WRITTEN PROBLEM:
Write out each record below exactly as it appears, with no pictures.
#### GIVEN RECORDS ####
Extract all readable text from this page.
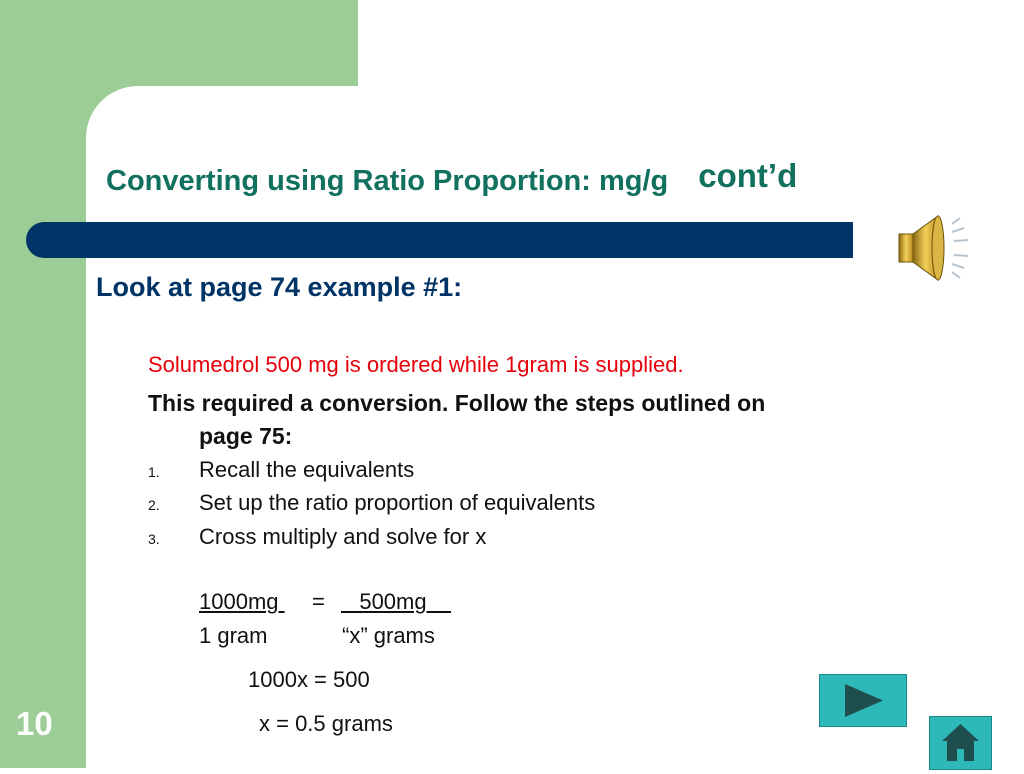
Converting using Ratio Proportion: mg/g cont’d
Look at page 74 example #1:
Solumedrol 500 mg is ordered while 1gram is supplied.
This required a conversion. Follow the steps outlined on
page 75:
1. Recall the equivalents
2. Set up the ratio proportion of equivalents
3. Cross multiply and solve for x
1000mg = 500mg
1 gram	“x” grams
1000x = 500
x = 0.5 grams
10
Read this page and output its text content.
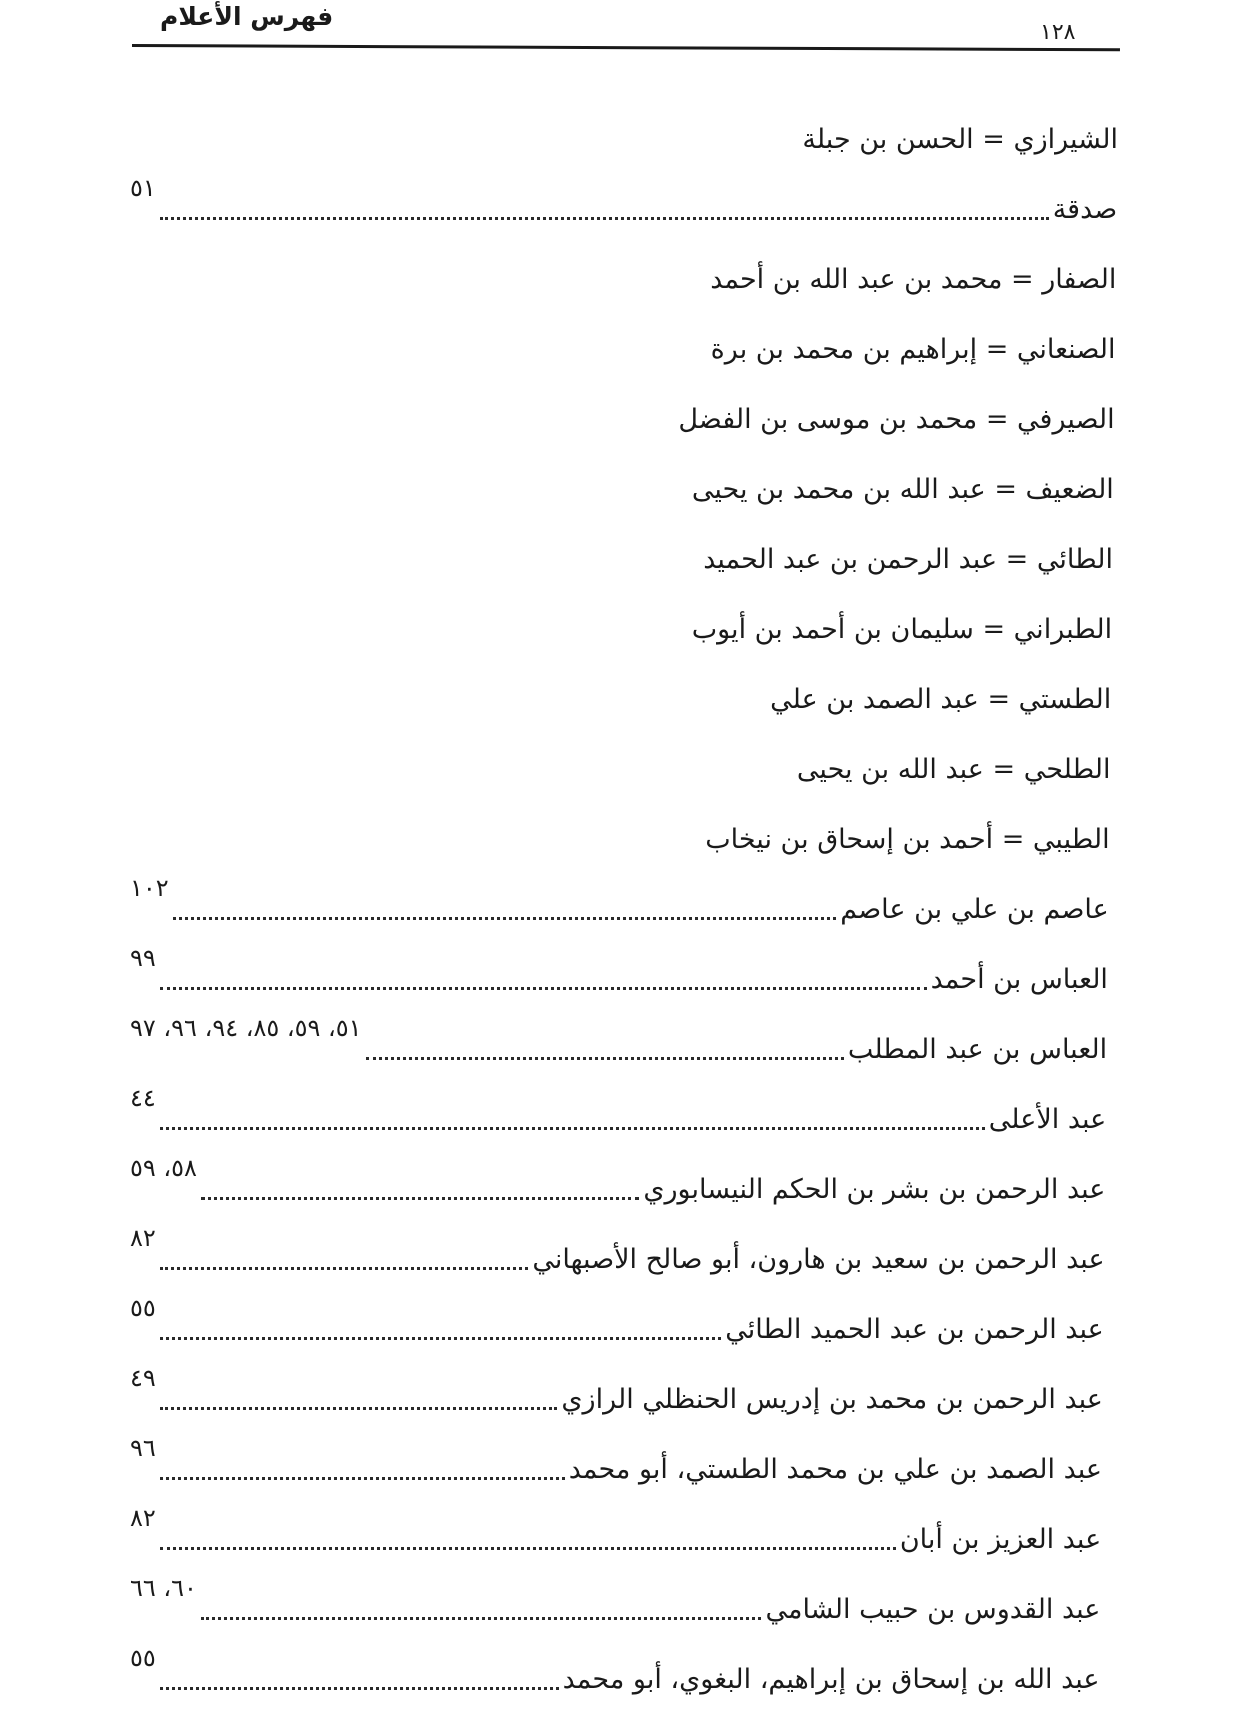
فهرس الأعلام
١٢٨
الشيرازي = الحسن بن جبلة
صدقة
٥١
الصفار = محمد بن عبد الله بن أحمد
الصنعاني = إبراهيم بن محمد بن برة
الصيرفي = محمد بن موسى بن الفضل
الضعيف = عبد الله بن محمد بن يحيى
الطائي = عبد الرحمن بن عبد الحميد
الطبراني = سليمان بن أحمد بن أيوب
الطستي = عبد الصمد بن علي
الطلحي = عبد الله بن يحيى
الطيبي = أحمد بن إسحاق بن نيخاب
عاصم بن علي بن عاصم
١٠٢
العباس بن أحمد
٩٩
العباس بن عبد المطلب
٥١، ٥٩، ٨٥، ٩٤، ٩٦، ٩٧
عبد الأعلى
٤٤
عبد الرحمن بن بشر بن الحكم النيسابوري
٥٨، ٥٩
عبد الرحمن بن سعيد بن هارون، أبو صالح الأصبهاني
٨٢
عبد الرحمن بن عبد الحميد الطائي
٥٥
عبد الرحمن بن محمد بن إدريس الحنظلي الرازي
٤٩
عبد الصمد بن علي بن محمد الطستي، أبو محمد
٩٦
عبد العزيز بن أبان
٨٢
عبد القدوس بن حبيب الشامي
٦٠، ٦٦
عبد الله بن إسحاق بن إبراهيم، البغوي، أبو محمد
٥٥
####
ANSWER FOR THE TASK:
Extract all readable text from this page.
Converting using Ratio Proportion: mg/g cont’d
Look at page 74 example #1:
Solumedrol 500 mg is ordered while 1gram is supplied.
This required a conversion. Follow the steps outlined on
page 75:
1. Recall the equivalents
2. Set up the ratio proportion of equivalents
3. Cross multiply and solve for x
1000mg = 500mg
1 gram	“x” grams
1000x = 500
x = 0.5 grams
10
Read this page and output its text content.
فهرس الأعلام
١٢٨
الشيرازي = الحسن بن جبلة
صدقة
٥١
الصفار = محمد بن عبد الله بن أحمد
الصنعاني = إبراهيم بن محمد بن برة
الصيرفي = محمد بن موسى بن الفضل
الضعيف = عبد الله بن محمد بن يحيى
الطائي = عبد الرحمن بن عبد الحميد
الطبراني = سليمان بن أحمد بن أيوب
الطستي = عبد الصمد بن علي
الطلحي = عبد الله بن يحيى
الطيبي = أحمد بن إسحاق بن نيخاب
عاصم بن علي بن عاصم
١٠٢
العباس بن أحمد
٩٩
العباس بن عبد المطلب
٥١، ٥٩، ٨٥، ٩٤، ٩٦، ٩٧
عبد الأعلى
٤٤
عبد الرحمن بن بشر بن الحكم النيسابوري
٥٨، ٥٩
عبد الرحمن بن سعيد بن هارون، أبو صالح الأصبهاني
٨٢
عبد الرحمن بن عبد الحميد الطائي
٥٥
عبد الرحمن بن محمد بن إدريس الحنظلي الرازي
٤٩
عبد الصمد بن علي بن محمد الطستي، أبو محمد
٩٦
عبد العزيز بن أبان
٨٢
عبد القدوس بن حبيب الشامي
٦٠، ٦٦
عبد الله بن إسحاق بن إبراهيم، البغوي، أبو محمد
٥٥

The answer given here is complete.